▶ [Challenge]
Copy every line of the material below word for word.

=======

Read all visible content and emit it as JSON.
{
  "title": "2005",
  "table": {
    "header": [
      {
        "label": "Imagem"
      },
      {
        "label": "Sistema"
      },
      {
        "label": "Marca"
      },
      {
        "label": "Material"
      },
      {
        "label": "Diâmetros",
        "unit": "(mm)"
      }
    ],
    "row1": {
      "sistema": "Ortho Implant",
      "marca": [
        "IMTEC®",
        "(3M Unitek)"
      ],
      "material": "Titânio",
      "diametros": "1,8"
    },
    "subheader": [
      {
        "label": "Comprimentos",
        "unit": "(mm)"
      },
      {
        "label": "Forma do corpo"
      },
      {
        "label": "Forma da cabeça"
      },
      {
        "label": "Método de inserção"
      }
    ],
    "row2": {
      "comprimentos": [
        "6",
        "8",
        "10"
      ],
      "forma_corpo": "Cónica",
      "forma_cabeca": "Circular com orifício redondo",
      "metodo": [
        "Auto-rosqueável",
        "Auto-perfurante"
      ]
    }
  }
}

=======

▶ [The response]
Read all visible content and emit it as JSON.
{
  "title": "2005",
  "table": {
    "header": [
      {
        "label": "Imagem"
      },
      {
        "label": "Sistema"
      },
      {
        "label": "Marca"
      },
      {
        "label": "Material"
      },
      {
        "label": "Diâmetros",
        "unit": "(mm)"
      }
    ],
    "row1": {
      "sistema": "Ortho Implant",
      "marca": [
        "IMTEC®",
        "(3M Unitek)"
      ],
      "material": "Titânio",
      "diametros": "1,8"
    },
    "subheader": [
      {
        "label": "Comprimentos",
        "unit": "(mm)"
      },
      {
        "label": "Forma do corpo"
      },
      {
        "label": "Forma da cabeça"
      },
      {
        "label": "Método de inserção"
      }
    ],
    "row2": {
      "comprimentos": [
        "6",
        "8",
        "10"
      ],
      "forma_corpo": "Cónica",
      "forma_cabeca": "Circular com orifício redondo",
      "metodo": [
        "Auto-rosqueável",
        "Auto-perfurante"
      ]
    }
  }
}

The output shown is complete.